→ AIM OF THE TASK
Copy, from the entries below, each line where the word "elementos" can be found.

→ GIVEN RECORDS
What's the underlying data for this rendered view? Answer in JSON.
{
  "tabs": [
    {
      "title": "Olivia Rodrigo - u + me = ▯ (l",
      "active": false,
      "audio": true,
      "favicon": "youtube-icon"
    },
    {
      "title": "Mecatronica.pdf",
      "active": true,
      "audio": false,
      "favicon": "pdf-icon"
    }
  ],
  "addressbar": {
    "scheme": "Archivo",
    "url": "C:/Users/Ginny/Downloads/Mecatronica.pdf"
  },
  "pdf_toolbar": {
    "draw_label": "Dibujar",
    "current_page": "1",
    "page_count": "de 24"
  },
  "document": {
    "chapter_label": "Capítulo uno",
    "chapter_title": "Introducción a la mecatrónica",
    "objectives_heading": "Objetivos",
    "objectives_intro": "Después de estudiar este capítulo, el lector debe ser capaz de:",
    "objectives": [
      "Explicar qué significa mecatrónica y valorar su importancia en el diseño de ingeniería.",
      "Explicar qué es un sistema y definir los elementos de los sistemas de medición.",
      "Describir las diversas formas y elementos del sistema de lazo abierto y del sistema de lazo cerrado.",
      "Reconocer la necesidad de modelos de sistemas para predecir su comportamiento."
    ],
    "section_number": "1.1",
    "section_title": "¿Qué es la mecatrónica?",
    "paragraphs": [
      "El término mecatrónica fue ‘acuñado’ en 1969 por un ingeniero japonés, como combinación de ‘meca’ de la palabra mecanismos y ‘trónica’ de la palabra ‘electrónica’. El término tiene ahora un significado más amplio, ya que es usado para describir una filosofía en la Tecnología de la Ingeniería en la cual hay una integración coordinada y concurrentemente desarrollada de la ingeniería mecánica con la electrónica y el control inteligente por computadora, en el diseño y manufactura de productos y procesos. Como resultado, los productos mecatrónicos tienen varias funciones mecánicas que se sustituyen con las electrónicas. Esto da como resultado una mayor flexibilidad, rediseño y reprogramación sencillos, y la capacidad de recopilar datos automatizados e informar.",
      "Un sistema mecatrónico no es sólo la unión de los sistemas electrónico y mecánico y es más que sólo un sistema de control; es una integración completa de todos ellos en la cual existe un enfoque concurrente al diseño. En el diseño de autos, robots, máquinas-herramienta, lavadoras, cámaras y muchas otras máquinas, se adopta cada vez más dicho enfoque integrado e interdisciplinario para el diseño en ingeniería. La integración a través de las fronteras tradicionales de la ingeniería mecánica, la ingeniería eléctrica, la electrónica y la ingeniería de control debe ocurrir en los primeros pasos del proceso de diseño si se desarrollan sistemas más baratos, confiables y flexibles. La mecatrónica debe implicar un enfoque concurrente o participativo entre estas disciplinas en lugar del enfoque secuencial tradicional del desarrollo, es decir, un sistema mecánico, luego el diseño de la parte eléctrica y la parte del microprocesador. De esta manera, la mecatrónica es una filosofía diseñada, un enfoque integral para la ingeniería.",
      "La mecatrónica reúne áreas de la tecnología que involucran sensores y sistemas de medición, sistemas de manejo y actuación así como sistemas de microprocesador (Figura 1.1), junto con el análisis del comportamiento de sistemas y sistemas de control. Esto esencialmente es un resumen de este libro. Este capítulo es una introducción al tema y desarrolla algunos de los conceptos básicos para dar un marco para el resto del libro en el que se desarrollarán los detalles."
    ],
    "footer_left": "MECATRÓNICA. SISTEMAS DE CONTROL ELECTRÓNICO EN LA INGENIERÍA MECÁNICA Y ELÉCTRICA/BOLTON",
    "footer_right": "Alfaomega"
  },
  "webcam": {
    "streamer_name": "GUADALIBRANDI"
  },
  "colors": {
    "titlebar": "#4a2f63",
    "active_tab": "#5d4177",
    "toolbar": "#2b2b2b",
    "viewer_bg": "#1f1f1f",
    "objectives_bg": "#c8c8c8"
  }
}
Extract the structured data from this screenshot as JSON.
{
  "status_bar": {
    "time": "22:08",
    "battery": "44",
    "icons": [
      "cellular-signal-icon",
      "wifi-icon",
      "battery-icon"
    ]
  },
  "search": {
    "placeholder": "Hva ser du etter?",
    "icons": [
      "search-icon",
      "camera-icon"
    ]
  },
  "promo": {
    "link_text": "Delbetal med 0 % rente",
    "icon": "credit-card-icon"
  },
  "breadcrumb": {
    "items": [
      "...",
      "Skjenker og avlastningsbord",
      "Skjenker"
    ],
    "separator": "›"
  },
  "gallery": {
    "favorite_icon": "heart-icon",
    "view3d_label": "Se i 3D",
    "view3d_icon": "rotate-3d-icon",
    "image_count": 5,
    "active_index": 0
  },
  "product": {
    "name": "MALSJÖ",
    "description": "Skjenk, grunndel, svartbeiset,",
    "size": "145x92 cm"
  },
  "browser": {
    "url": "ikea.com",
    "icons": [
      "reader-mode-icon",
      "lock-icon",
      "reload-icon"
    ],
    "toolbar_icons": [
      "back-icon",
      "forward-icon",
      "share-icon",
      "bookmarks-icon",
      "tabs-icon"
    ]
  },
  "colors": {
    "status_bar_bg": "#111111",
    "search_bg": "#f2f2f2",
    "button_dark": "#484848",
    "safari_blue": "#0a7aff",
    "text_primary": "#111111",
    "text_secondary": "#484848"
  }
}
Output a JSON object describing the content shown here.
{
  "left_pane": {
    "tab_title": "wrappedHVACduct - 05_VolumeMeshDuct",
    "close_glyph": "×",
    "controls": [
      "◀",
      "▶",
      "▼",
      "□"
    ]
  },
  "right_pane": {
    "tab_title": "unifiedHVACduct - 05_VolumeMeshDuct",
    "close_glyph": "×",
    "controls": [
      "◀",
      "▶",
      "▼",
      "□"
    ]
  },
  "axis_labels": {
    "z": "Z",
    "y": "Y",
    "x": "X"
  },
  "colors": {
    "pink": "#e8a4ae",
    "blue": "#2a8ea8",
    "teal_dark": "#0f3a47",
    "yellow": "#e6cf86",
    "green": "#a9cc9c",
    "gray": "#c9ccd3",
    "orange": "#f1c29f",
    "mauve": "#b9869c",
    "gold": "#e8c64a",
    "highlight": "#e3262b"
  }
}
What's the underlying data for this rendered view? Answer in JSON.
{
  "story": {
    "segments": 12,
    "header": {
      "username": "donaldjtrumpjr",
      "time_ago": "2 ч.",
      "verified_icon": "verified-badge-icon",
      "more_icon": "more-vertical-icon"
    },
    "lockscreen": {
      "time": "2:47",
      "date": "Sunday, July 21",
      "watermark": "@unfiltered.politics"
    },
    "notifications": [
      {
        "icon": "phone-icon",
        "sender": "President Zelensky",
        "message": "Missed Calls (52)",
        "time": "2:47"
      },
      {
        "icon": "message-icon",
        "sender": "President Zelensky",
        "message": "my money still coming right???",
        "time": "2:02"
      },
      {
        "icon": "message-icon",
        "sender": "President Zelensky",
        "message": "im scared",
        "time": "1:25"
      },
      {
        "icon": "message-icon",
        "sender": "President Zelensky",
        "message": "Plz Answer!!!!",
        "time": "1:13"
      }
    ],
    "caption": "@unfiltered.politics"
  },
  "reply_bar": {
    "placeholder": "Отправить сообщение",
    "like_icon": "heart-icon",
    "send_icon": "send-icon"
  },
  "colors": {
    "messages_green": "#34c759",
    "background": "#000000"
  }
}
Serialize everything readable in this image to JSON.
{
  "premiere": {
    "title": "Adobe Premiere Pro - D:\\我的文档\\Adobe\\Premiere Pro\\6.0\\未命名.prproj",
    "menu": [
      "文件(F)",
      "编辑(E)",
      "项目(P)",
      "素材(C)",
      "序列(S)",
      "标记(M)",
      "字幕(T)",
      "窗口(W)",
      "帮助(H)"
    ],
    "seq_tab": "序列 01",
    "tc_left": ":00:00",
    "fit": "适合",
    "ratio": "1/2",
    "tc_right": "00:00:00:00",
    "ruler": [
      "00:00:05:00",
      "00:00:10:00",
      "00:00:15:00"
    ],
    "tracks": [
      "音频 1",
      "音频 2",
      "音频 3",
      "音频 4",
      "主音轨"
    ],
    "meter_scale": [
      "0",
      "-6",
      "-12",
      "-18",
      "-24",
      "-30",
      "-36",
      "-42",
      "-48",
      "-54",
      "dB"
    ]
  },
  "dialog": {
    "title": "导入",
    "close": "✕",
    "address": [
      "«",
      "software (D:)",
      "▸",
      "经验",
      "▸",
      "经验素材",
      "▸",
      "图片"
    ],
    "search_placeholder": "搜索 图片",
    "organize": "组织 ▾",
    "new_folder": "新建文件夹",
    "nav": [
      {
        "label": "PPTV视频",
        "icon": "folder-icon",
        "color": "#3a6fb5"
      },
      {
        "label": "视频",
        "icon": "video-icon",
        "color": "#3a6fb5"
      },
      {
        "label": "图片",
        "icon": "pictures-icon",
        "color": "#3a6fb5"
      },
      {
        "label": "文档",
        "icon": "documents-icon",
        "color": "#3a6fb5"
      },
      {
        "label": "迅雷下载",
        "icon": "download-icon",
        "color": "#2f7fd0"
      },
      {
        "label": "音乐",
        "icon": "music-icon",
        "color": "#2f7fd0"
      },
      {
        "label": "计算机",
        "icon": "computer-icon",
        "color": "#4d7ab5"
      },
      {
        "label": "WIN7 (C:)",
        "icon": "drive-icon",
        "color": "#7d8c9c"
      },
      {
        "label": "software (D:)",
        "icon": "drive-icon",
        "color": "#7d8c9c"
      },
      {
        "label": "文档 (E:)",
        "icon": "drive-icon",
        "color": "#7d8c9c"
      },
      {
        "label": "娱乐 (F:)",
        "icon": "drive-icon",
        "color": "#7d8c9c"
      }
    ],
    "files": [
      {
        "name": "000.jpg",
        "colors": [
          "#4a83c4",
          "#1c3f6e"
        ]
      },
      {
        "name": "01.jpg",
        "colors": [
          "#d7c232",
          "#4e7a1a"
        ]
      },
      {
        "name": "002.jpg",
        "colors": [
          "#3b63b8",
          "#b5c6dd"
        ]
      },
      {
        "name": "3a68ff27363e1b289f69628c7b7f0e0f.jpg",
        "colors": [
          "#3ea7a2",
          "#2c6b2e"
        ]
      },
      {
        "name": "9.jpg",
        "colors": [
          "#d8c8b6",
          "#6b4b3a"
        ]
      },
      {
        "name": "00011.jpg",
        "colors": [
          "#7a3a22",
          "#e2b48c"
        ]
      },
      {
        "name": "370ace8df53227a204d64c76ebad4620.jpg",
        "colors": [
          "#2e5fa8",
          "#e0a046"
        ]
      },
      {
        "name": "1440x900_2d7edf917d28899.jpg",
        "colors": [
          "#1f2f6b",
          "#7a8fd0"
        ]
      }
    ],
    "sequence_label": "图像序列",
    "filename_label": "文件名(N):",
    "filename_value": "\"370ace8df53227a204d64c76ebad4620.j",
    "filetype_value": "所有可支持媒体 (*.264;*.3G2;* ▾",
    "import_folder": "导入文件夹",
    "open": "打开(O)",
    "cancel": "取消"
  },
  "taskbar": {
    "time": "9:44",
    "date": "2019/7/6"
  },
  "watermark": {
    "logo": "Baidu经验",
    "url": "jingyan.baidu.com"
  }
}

→ EXERCISE ANSWER
      "Explicar qué es un sistema y definir los elementos de los sistemas de medición.",
      "Describir las diversas formas y elementos del sistema de lazo abierto y del sistema de lazo cerrado.",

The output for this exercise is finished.